* BEGIN Input records *

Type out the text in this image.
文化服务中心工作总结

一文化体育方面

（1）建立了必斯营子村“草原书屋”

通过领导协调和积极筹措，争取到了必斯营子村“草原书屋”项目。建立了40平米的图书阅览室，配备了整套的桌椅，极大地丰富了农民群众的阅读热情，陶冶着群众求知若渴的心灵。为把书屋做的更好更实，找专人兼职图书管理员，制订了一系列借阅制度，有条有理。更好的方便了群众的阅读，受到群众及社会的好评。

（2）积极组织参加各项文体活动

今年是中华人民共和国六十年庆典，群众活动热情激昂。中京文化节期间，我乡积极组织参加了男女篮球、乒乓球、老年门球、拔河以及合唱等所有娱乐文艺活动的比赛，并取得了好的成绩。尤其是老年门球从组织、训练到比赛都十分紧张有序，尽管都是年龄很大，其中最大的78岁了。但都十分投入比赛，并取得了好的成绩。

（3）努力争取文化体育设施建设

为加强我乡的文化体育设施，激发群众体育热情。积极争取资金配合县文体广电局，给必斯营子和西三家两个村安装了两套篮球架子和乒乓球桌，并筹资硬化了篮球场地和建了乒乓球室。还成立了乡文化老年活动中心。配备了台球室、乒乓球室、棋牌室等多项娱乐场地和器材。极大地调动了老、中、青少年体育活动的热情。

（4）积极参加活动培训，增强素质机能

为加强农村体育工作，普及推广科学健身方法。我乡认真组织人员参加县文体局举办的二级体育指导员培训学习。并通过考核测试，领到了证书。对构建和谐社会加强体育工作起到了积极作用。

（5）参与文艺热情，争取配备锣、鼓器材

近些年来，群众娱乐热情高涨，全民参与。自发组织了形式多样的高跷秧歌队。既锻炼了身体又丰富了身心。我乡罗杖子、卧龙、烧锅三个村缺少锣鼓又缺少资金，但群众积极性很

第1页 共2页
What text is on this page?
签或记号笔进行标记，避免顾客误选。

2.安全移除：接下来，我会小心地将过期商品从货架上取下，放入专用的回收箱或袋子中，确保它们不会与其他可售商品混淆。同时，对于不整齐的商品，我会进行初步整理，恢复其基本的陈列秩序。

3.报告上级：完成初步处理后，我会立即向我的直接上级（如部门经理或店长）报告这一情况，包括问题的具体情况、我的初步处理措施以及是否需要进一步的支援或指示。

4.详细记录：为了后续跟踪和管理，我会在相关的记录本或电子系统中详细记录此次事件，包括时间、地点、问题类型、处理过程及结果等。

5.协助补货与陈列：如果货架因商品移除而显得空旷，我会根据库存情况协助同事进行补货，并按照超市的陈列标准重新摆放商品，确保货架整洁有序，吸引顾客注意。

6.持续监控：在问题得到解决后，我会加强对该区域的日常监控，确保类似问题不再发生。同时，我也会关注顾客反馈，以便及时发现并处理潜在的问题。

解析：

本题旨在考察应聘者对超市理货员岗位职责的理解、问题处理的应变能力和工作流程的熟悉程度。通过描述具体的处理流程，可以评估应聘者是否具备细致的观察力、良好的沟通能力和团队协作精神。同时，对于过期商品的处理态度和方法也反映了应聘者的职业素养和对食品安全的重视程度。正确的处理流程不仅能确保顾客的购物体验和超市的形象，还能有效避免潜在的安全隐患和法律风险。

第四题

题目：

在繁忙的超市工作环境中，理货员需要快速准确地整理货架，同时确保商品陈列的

* END Input records *

• **Exercise requirements**
Write the complete data out, exactly as above.

• **The answer**
Type out the text in this image.
文化服务中心工作总结

一文化体育方面

（1）建立了必斯营子村“草原书屋”

通过领导协调和积极筹措，争取到了必斯营子村“草原书屋”项目。建立了40平米的图书阅览室，配备了整套的桌椅，极大地丰富了农民群众的阅读热情，陶冶着群众求知若渴的心灵。为把书屋做的更好更实，找专人兼职图书管理员，制订了一系列借阅制度，有条有理。更好的方便了群众的阅读，受到群众及社会的好评。

（2）积极组织参加各项文体活动

今年是中华人民共和国六十年庆典，群众活动热情激昂。中京文化节期间，我乡积极组织参加了男女篮球、乒乓球、老年门球、拔河以及合唱等所有娱乐文艺活动的比赛，并取得了好的成绩。尤其是老年门球从组织、训练到比赛都十分紧张有序，尽管都是年龄很大，其中最大的78岁了。但都十分投入比赛，并取得了好的成绩。

（3）努力争取文化体育设施建设

为加强我乡的文化体育设施，激发群众体育热情。积极争取资金配合县文体广电局，给必斯营子和西三家两个村安装了两套篮球架子和乒乓球桌，并筹资硬化了篮球场地和建了乒乓球室。还成立了乡文化老年活动中心。配备了台球室、乒乓球室、棋牌室等多项娱乐场地和器材。极大地调动了老、中、青少年体育活动的热情。

（4）积极参加活动培训，增强素质机能

为加强农村体育工作，普及推广科学健身方法。我乡认真组织人员参加县文体局举办的二级体育指导员培训学习。并通过考核测试，领到了证书。对构建和谐社会加强体育工作起到了积极作用。

（5）参与文艺热情，争取配备锣、鼓器材

近些年来，群众娱乐热情高涨，全民参与。自发组织了形式多样的高跷秧歌队。既锻炼了身体又丰富了身心。我乡罗杖子、卧龙、烧锅三个村缺少锣鼓又缺少资金，但群众积极性很

第1页 共2页
What text is on this page?
签或记号笔进行标记，避免顾客误选。

2.安全移除：接下来，我会小心地将过期商品从货架上取下，放入专用的回收箱或袋子中，确保它们不会与其他可售商品混淆。同时，对于不整齐的商品，我会进行初步整理，恢复其基本的陈列秩序。

3.报告上级：完成初步处理后，我会立即向我的直接上级（如部门经理或店长）报告这一情况，包括问题的具体情况、我的初步处理措施以及是否需要进一步的支援或指示。

4.详细记录：为了后续跟踪和管理，我会在相关的记录本或电子系统中详细记录此次事件，包括时间、地点、问题类型、处理过程及结果等。

5.协助补货与陈列：如果货架因商品移除而显得空旷，我会根据库存情况协助同事进行补货，并按照超市的陈列标准重新摆放商品，确保货架整洁有序，吸引顾客注意。

6.持续监控：在问题得到解决后，我会加强对该区域的日常监控，确保类似问题不再发生。同时，我也会关注顾客反馈，以便及时发现并处理潜在的问题。

解析：

本题旨在考察应聘者对超市理货员岗位职责的理解、问题处理的应变能力和工作流程的熟悉程度。通过描述具体的处理流程，可以评估应聘者是否具备细致的观察力、良好的沟通能力和团队协作精神。同时，对于过期商品的处理态度和方法也反映了应聘者的职业素养和对食品安全的重视程度。正确的处理流程不仅能确保顾客的购物体验和超市的形象，还能有效避免潜在的安全隐患和法律风险。

第四题

题目：

在繁忙的超市工作环境中，理货员需要快速准确地整理货架，同时确保商品陈列的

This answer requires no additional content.